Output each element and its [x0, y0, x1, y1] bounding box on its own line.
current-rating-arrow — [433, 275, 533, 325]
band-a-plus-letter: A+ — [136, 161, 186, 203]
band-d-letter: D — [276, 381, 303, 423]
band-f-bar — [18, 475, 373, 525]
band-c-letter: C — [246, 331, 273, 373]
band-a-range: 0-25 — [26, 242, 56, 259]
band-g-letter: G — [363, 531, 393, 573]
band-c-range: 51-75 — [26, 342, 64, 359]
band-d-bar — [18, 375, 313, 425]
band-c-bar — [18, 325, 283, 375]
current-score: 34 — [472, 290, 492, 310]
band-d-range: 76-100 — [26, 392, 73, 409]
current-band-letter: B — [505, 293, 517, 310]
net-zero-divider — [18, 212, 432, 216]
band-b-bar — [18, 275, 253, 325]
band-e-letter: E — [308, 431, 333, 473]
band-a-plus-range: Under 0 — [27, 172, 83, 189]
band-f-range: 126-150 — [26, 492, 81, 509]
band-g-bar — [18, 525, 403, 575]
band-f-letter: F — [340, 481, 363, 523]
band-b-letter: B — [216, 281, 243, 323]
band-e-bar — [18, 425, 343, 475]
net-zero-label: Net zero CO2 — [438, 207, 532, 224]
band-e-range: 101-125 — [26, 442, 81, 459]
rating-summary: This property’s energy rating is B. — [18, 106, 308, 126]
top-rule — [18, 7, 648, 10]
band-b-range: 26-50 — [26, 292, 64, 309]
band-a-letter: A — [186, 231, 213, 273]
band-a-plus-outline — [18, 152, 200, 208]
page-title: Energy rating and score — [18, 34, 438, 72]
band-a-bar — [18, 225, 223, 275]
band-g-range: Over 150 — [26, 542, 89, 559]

....

■ Objective: Copy the rows above line for line, with no changes.

■ Output for this exercise:
Output each element and its [x0, y0, x1, y1] bounding box on its own line.
current-rating-arrow — [433, 275, 533, 325]
band-a-plus-letter: A+ — [136, 161, 186, 203]
band-d-letter: D — [276, 381, 303, 423]
band-f-bar — [18, 475, 373, 525]
band-c-letter: C — [246, 331, 273, 373]
band-a-range: 0-25 — [26, 242, 56, 259]
band-g-letter: G — [363, 531, 393, 573]
band-c-range: 51-75 — [26, 342, 64, 359]
band-d-bar — [18, 375, 313, 425]
band-c-bar — [18, 325, 283, 375]
current-score: 34 — [472, 290, 492, 310]
band-d-range: 76-100 — [26, 392, 73, 409]
current-band-letter: B — [505, 293, 517, 310]
net-zero-divider — [18, 212, 432, 216]
band-b-bar — [18, 275, 253, 325]
band-e-letter: E — [308, 431, 333, 473]
band-a-plus-range: Under 0 — [27, 172, 83, 189]
band-f-range: 126-150 — [26, 492, 81, 509]
band-g-bar — [18, 525, 403, 575]
band-f-letter: F — [340, 481, 363, 523]
band-b-letter: B — [216, 281, 243, 323]
band-e-bar — [18, 425, 343, 475]
net-zero-label: Net zero CO2 — [438, 207, 532, 224]
band-e-range: 101-125 — [26, 442, 81, 459]
rating-summary: This property’s energy rating is B. — [18, 106, 308, 126]
top-rule — [18, 7, 648, 10]
band-b-range: 26-50 — [26, 292, 64, 309]
band-a-letter: A — [186, 231, 213, 273]
band-a-plus-outline — [18, 152, 200, 208]
page-title: Energy rating and score — [18, 34, 438, 72]
band-a-bar — [18, 225, 223, 275]
band-g-range: Over 150 — [26, 542, 89, 559]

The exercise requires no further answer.